(Entries from a dataset)
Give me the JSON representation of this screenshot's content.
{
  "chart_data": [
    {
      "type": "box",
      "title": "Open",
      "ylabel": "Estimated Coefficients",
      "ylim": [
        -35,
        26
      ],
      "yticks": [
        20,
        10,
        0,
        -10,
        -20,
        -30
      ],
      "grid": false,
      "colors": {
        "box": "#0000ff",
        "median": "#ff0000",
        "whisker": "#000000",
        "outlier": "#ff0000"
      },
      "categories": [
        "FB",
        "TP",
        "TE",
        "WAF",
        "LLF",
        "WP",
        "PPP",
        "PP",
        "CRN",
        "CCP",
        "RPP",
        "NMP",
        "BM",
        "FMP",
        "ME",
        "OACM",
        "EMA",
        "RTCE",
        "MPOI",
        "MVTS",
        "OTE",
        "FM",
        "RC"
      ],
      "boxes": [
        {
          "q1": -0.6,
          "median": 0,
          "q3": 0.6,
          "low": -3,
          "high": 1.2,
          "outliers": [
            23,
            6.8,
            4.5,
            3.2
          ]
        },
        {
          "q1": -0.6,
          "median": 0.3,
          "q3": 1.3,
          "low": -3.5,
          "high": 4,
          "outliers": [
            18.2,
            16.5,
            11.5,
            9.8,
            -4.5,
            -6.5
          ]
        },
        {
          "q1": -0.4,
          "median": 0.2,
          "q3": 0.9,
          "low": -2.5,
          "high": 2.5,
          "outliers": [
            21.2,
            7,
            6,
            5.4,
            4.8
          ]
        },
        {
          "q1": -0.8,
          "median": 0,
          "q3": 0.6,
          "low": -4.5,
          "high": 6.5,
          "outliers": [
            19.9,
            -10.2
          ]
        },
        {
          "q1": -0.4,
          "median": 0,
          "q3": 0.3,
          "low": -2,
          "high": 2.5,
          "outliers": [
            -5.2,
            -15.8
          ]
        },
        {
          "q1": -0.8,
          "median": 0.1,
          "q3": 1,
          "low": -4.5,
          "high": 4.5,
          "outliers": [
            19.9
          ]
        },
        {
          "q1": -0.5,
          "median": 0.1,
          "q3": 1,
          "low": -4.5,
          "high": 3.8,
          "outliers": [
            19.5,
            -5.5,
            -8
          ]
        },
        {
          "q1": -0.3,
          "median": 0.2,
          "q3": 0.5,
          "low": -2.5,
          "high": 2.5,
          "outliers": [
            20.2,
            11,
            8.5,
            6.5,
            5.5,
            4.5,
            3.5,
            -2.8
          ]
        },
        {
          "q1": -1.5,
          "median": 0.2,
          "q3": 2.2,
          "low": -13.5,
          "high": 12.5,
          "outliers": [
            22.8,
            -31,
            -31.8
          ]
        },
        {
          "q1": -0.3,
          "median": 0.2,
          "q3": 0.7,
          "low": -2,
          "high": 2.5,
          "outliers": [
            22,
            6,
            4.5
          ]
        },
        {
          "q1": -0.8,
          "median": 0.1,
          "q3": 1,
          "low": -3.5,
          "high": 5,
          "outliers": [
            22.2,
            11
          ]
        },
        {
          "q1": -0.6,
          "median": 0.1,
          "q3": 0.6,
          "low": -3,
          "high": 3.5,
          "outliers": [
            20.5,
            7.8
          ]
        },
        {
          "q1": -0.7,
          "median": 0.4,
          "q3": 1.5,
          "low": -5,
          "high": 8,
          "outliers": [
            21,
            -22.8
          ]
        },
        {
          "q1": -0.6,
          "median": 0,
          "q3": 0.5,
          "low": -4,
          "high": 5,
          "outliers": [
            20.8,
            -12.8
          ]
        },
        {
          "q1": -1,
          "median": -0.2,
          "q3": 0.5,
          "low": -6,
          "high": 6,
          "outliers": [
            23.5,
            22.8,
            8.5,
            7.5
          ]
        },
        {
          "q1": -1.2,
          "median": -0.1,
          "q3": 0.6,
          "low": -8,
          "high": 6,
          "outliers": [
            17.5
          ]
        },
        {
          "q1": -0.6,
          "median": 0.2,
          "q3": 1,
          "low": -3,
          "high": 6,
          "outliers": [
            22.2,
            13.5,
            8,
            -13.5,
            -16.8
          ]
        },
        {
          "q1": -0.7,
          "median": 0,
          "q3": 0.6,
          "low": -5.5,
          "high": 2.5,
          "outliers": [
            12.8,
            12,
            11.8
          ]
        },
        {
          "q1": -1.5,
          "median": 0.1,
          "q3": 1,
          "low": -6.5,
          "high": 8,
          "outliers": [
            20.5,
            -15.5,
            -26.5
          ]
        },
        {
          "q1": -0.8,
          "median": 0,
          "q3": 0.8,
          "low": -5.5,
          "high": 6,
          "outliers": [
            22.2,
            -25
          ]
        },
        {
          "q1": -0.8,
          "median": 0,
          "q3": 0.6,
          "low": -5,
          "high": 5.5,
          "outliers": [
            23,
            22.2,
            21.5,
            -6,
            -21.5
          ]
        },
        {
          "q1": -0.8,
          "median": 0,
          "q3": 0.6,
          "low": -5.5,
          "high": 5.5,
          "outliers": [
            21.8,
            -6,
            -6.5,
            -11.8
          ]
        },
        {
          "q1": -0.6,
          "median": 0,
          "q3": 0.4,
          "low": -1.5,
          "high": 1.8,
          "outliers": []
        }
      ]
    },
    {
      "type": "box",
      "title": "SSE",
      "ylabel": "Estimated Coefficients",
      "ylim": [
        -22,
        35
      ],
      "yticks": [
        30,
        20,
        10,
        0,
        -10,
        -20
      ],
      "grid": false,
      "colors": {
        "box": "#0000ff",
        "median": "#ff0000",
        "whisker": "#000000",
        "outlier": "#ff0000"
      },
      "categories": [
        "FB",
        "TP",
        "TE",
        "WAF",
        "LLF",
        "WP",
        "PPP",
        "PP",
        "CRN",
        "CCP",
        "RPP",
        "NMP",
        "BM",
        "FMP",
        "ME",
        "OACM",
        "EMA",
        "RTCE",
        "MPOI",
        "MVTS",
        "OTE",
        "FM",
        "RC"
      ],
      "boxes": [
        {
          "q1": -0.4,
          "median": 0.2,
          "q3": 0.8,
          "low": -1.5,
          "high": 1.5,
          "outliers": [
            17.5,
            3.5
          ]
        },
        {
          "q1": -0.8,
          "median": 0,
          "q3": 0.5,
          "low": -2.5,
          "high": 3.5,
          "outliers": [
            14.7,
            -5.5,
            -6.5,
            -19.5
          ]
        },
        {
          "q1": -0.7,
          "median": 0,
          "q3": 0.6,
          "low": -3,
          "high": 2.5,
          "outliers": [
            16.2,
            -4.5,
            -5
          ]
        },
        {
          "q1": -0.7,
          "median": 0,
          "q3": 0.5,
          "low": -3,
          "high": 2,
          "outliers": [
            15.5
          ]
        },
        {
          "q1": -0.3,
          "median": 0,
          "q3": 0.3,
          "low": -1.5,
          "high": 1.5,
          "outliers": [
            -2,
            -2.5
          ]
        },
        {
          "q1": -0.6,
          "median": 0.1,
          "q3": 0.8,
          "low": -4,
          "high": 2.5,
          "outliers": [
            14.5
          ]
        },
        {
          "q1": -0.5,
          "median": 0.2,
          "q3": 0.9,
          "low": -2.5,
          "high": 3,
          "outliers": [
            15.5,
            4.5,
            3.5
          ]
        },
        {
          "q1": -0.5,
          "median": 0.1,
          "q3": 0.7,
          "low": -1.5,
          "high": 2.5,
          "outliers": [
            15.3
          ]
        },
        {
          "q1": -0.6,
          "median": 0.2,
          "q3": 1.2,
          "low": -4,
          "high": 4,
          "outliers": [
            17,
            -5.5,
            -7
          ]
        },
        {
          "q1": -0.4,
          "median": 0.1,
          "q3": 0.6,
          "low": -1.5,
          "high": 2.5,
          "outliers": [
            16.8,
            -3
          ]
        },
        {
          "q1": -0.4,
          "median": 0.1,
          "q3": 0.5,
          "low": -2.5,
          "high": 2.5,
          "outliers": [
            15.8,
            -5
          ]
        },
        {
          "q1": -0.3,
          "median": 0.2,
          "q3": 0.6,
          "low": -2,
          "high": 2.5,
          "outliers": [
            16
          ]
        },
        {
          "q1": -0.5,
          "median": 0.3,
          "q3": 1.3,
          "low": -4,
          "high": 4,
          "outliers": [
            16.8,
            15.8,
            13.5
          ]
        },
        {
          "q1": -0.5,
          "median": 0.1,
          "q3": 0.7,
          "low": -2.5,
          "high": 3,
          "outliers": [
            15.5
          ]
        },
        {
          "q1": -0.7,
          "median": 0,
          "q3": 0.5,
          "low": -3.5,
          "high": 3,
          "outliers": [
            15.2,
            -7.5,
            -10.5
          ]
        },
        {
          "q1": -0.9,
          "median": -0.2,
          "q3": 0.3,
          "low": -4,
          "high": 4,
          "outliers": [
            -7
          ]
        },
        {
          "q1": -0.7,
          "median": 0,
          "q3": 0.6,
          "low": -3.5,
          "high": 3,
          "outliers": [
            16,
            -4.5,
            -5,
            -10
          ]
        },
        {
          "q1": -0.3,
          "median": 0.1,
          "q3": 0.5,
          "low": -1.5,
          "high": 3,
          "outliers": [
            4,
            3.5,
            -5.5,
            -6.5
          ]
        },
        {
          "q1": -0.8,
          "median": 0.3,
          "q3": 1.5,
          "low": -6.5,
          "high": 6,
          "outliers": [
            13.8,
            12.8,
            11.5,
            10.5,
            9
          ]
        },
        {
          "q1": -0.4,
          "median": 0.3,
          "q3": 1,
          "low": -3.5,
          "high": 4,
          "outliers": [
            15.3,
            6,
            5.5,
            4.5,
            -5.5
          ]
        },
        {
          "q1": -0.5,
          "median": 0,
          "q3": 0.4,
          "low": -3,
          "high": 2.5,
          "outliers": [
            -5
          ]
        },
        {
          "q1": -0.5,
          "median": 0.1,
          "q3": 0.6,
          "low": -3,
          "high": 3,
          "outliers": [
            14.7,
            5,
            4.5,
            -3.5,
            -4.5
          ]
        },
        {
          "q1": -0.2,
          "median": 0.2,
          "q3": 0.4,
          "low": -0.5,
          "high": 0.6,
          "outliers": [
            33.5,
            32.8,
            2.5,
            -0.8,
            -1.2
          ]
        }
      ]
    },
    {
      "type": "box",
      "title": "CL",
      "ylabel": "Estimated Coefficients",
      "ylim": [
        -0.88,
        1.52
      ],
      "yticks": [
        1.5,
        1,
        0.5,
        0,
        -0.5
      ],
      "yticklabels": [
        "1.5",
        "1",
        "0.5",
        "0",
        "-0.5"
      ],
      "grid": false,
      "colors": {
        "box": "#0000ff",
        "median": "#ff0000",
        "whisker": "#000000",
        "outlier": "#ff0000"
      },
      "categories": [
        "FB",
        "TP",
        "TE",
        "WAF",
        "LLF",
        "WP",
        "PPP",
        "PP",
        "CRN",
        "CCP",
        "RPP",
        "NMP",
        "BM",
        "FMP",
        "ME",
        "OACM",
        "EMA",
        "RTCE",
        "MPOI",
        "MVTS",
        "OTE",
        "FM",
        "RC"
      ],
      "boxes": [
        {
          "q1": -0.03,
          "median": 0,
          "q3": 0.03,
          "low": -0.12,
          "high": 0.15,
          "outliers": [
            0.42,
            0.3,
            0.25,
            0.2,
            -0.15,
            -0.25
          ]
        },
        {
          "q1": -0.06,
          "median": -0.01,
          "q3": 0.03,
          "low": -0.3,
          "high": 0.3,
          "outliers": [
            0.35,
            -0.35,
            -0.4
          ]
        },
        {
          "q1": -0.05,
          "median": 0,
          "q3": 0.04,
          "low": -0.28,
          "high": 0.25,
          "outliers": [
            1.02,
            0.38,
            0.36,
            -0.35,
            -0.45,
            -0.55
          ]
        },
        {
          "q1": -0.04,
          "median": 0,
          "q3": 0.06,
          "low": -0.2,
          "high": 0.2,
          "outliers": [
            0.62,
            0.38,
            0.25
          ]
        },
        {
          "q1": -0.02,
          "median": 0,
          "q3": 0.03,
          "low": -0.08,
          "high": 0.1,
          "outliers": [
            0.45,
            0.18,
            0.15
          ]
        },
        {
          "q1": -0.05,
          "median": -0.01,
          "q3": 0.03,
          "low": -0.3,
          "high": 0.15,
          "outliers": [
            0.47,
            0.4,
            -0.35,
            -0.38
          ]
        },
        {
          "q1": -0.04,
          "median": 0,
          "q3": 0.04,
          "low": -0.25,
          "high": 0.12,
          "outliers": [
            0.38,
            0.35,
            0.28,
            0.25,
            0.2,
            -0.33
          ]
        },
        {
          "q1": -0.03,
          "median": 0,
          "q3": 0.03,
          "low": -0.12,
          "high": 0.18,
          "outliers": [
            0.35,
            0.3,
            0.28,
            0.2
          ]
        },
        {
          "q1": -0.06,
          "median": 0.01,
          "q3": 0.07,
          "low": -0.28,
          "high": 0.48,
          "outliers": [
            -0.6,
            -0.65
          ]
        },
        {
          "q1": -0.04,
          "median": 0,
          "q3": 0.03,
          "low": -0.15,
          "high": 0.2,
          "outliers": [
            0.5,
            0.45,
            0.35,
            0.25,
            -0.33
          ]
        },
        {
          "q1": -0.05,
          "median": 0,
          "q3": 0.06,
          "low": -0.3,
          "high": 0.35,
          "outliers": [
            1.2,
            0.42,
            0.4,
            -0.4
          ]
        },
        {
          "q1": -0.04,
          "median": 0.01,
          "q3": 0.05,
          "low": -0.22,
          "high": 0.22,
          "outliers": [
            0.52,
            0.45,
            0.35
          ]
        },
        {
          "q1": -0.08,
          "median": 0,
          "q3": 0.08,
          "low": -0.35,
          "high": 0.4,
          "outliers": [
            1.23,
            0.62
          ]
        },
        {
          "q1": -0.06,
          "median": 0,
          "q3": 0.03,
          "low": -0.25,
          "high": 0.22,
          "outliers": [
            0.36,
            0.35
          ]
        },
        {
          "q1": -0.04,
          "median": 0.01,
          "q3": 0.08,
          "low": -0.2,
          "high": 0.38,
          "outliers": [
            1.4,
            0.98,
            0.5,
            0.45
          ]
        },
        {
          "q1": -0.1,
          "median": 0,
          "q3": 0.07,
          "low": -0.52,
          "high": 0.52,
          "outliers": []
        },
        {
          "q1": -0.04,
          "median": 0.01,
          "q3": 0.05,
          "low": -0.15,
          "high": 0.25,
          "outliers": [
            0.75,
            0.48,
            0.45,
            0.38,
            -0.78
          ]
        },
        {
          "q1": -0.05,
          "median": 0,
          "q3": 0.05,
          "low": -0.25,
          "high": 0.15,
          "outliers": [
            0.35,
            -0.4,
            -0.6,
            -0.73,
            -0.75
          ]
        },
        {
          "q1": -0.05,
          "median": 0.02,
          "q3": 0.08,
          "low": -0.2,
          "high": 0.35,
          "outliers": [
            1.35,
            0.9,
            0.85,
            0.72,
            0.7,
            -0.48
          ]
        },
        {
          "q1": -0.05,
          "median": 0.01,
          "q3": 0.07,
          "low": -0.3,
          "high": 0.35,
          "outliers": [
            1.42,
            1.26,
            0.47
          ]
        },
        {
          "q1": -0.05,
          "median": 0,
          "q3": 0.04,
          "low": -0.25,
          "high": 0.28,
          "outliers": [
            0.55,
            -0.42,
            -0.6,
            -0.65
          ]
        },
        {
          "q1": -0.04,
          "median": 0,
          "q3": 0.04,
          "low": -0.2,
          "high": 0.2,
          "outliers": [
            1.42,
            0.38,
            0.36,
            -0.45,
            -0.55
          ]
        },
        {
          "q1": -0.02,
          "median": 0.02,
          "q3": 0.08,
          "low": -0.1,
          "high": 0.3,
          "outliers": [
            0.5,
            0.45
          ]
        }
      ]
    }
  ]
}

==

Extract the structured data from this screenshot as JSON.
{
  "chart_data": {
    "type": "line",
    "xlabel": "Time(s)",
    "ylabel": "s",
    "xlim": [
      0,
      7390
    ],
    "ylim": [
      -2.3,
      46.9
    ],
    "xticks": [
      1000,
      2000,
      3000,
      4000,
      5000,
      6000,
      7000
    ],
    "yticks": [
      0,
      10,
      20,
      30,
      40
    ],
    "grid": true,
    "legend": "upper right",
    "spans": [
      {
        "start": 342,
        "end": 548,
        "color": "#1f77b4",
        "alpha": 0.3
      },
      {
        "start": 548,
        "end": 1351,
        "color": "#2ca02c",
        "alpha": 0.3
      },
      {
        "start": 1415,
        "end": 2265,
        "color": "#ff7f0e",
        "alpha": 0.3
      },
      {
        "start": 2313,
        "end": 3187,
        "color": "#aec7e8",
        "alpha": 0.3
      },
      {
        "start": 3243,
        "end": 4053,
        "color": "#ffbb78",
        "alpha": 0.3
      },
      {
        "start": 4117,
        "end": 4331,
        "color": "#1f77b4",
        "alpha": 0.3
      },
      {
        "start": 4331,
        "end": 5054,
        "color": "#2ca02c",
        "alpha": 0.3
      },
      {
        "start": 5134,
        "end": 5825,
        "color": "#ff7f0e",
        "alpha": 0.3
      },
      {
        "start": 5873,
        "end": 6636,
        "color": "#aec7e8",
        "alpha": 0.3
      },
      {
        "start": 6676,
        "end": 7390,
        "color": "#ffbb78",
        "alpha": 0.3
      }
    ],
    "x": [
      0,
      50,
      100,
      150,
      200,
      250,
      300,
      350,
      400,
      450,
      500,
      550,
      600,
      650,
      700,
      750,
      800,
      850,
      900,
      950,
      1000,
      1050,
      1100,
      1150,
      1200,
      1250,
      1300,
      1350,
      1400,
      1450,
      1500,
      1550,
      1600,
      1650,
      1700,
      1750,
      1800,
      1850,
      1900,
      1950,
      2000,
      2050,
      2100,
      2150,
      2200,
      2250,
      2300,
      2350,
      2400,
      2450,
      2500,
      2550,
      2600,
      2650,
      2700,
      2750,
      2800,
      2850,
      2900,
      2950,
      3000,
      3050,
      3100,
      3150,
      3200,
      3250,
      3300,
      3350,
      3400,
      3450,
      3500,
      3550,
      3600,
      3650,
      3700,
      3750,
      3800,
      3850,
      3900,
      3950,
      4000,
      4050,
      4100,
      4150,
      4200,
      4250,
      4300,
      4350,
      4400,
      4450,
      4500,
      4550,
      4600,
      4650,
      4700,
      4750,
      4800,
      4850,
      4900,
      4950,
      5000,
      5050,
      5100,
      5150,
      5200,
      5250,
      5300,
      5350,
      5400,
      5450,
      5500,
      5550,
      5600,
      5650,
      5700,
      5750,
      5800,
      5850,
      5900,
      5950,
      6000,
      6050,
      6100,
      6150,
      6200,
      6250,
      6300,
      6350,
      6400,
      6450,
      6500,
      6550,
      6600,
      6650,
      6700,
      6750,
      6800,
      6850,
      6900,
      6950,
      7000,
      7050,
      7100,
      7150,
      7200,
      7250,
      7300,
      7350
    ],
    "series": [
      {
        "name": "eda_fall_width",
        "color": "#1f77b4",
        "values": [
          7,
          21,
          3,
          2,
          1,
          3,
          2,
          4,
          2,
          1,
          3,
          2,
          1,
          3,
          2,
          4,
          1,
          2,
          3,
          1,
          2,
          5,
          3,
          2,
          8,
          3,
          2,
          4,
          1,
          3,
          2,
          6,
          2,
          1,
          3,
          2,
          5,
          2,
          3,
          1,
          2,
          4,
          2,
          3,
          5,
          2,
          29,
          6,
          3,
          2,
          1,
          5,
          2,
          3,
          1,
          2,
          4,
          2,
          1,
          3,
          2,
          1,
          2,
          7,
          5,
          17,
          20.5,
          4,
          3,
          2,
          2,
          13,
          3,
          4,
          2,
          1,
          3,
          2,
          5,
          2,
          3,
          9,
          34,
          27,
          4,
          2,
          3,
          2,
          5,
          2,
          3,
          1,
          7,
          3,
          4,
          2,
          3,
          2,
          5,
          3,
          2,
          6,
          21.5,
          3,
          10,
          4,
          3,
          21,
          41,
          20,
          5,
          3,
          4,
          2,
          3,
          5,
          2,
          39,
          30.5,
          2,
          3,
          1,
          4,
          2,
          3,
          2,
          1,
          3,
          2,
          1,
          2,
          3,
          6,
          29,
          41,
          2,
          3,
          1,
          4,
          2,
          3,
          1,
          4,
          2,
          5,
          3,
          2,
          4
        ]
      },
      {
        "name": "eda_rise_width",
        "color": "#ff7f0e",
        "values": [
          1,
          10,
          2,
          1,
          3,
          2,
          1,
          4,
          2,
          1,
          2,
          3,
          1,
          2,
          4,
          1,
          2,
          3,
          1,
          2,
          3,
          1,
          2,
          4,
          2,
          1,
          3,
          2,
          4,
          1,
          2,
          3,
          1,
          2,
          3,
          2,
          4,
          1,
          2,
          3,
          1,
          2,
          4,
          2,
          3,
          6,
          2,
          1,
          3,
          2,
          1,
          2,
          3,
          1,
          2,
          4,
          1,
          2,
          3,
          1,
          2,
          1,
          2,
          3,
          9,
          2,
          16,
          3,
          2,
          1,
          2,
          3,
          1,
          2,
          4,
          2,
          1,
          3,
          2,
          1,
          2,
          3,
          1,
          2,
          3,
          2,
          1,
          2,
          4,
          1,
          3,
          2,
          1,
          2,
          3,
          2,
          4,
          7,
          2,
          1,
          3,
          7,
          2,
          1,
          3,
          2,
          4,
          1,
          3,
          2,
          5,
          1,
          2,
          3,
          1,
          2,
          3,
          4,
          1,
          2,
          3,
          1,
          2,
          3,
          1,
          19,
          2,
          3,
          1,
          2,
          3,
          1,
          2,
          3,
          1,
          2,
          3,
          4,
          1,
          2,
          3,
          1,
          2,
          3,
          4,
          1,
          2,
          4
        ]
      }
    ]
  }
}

▸ **Task to carry out**: Look through the entries above and report each line where the string "screenshot" occurs.

▸ **Reply to the task**:
Give me the JSON representation of this screenshot's content.
Extract the structured data from this screenshot as JSON.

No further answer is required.